Written exercise
Report the count of lines where the string "label" appears, and nothing else.

Data for processing
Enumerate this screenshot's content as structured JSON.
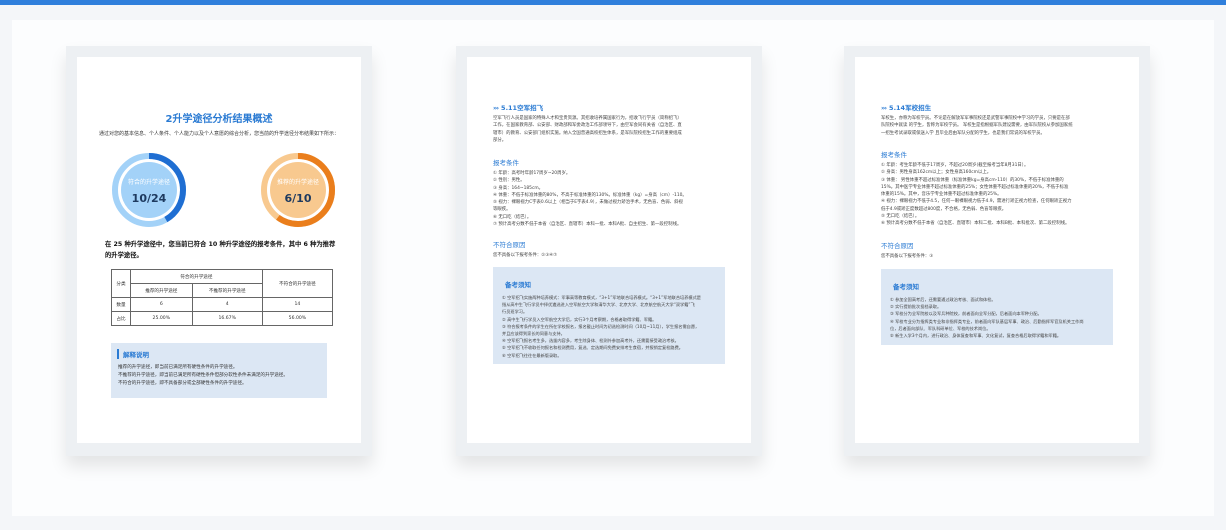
{
  "colors": {
    "accent": "#2b7bd3",
    "ring_blue_dark": "#1f6ed2",
    "ring_blue_light": "#a3d2f8",
    "ring_orange_dark": "#ea7e1c",
    "ring_orange_light": "#f8c98f",
    "note_bg": "#dce7f4"
  },
  "page1": {
    "title": "2升学途径分析结果概述",
    "intro": "通过对您的基本信息、个人条件、个人能力以及个人意愿的综合分析，您当前的升学途径分布结果如下所示：",
    "ring_match": {
      "label": "符合的升学途径",
      "value": "10/24",
      "fraction": 0.4167
    },
    "ring_recommend": {
      "label": "推荐的升学途径",
      "value": "6/10",
      "fraction": 0.6
    },
    "summary": "在 25 种升学途径中，您当前已符合 10 种升学途径的报考条件，其中 6 种为推荐的升学途径。",
    "table": {
      "head_category": "分类",
      "head_match": "符合的升学途径",
      "head_recommend": "推荐的升学途径",
      "head_not_recommend": "不推荐的升学途径",
      "head_not_match": "不符合的升学途径",
      "row_count": {
        "label": "数量",
        "recommend": "6",
        "not_recommend": "4",
        "not_match": "14"
      },
      "row_ratio": {
        "label": "占比",
        "recommend": "25.00%",
        "not_recommend": "16.67%",
        "not_match": "56.00%"
      }
    },
    "explain": {
      "title": "解释说明",
      "lines": [
        "推荐的升学途径，即当前已满足所有硬性条件的升学途径。",
        "不推荐的升学途径，即当前已满足所有硬性条件但部分软性条件未满足的升学途径。",
        "不符合的升学途径，即不具备部分或全部硬性条件的升学途径。"
      ]
    }
  },
  "page2": {
    "section": "5.11空军招飞",
    "intro": [
      "空军飞行人员是国家的特殊人才和宝贵资源。其招收培养属国家行为，招收飞行学员（简称招飞）",
      "工作，在国家教育部、公安部、财政部和军委政治工作部领导下，由空军会同有关省（自治区、直",
      "辖市）的教育、公安部门组织实施。纳入全国普通高校招生体系，是军队院校招生工作的重要组成",
      "部分。"
    ],
    "cond_title": "报考条件",
    "conditions": [
      "① 年龄：高考时年龄17周岁~20周岁。",
      "② 性别：男性。",
      "③ 身高：164~185cm。",
      "④ 体重：不低于标准体重的80%，不高于标准体重的130%。标准体重（kg）=身高（cm）-110。",
      "⑤ 视力：裸眼视力C字表0.6以上（相当于E字表4.9），未做过视力矫治手术，无色盲、色弱、斜视",
      "等眼疾。",
      "⑥ 无口吃（结巴）。",
      "⑦ 预计高考分数不低于本省（自治区、直辖市）本科一批、本科A批、自主招生、第一段控制线。"
    ],
    "unmet_title": "不符合原因",
    "unmet": "您不具备以下报考条件：②③④⑦",
    "notice": {
      "title": "备考须知",
      "lines": [
        "① 空军招飞实施两种培养模式：军事高等教育模式，“3+1”军地联合培养模式。“3+1”军地联合培养模式是",
        "指从高中生飞行学员中择优遴选进入空军航空大学和清华大学、北京大学、北京航空航天大学“双学籍”飞",
        "行员班学习。",
        "② 高中生飞行学员入空军航空大学后，实行3个月考察期，合格者取得学籍、军籍。",
        "③ 符合报考条件的学生在所在学校报名，报名截止时间为初选检测时间（10月~11月），学生报名需自愿，",
        "并且应该得到家长的同意与支持。",
        "④ 空军招飞报名考生多，选拔内容多，考生除身体、检测外参加高考外，还需要接受政治考核。",
        "⑤ 空军招飞不收取任何报名和检测费用，复选、定选期间免费安排考生食宿，并报销定复检路费。",
        "⑥ 空军招飞往往在最新版录取。"
      ]
    }
  },
  "page3": {
    "section": "5.14军校招生",
    "intro": [
      "军校生，亦称为军校学员。不论是在解放军军事院校还是武警军事院校中学习的学员，只要是在部",
      "队院校中就读 的学生，皆称为军校学员。 军校生是指根据军队建设需要，由军队院校从参加国家统",
      "一招生考试录取或保送入学 且毕业后由军队分配的学生，也是我们常说的军校学员。"
    ],
    "cond_title": "报考条件",
    "conditions": [
      "① 年龄：考生年龄不低于17周岁，不超过20周岁(截至报考当年8月31日）。",
      "② 身高：男性身高162cm以上；女性身高160cm以上。",
      "③ 体重： 男性体重不超过标准体重（标准体重kg=身高cm-110）的30%，不低于标准体重的",
      "15%。其中医学专业体重不超过标准体重的25%；女性体重不超过标准体重的20%，不低于标准",
      "体重的15%。其中，音乐学专业体重不超过标准体重的25%。",
      "④ 视力：裸眼视力不低于4.5，任何一眼裸眼视力低于4.9，需进行矫正视力检查，任何眼矫正视力",
      "低于4.9或矫正度数超过800度，不合格，无色弱、色盲等眼疾。",
      "⑤ 无口吃（结巴）。",
      "⑥ 预计高考分数不低于本省（自治区、直辖市）本科二批、本科B批、本科批次、第二段控制线。"
    ],
    "unmet_title": "不符合原因",
    "unmet": "您不具备以下报考条件：③",
    "notice": {
      "title": "备考须知",
      "lines": [
        "① 参加全国高考后，还需要通过政治考核、面试和体检。",
        "② 实行提前批次投档录取。",
        "③ 军校分为全军院校以及军兵种院校，前者面向全军分配，后者面向本军种分配。",
        "④ 军校专业分为指挥类专业和非指挥类专业，前者面向军队基层军事、政治、后勤指挥军官及机关工作岗",
        "位，后者面向部队、军队科研单位、军校的技术岗位。",
        "⑤ 新生入学3个月内，进行政治、身体复查和军事、文化复试，复查合格后取得学籍和军籍。"
      ]
    }
  }
}
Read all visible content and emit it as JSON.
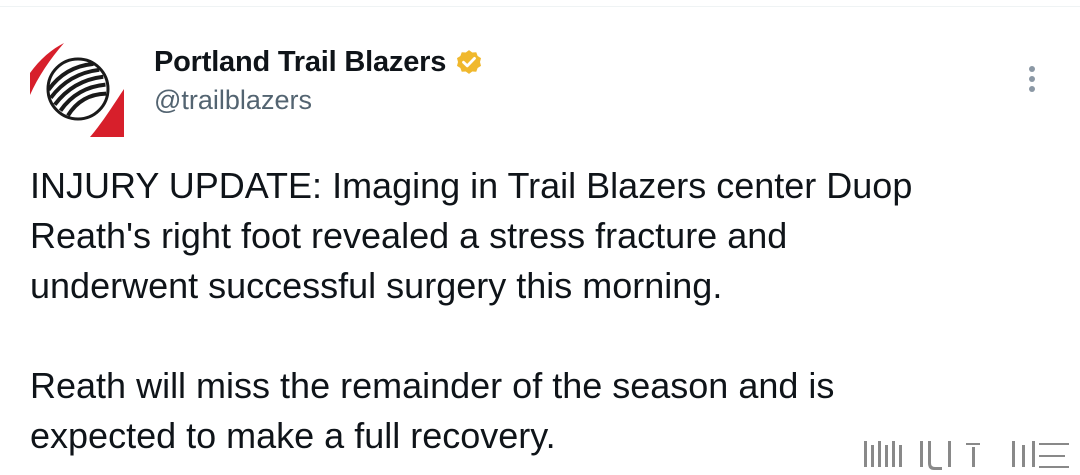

Written answer
4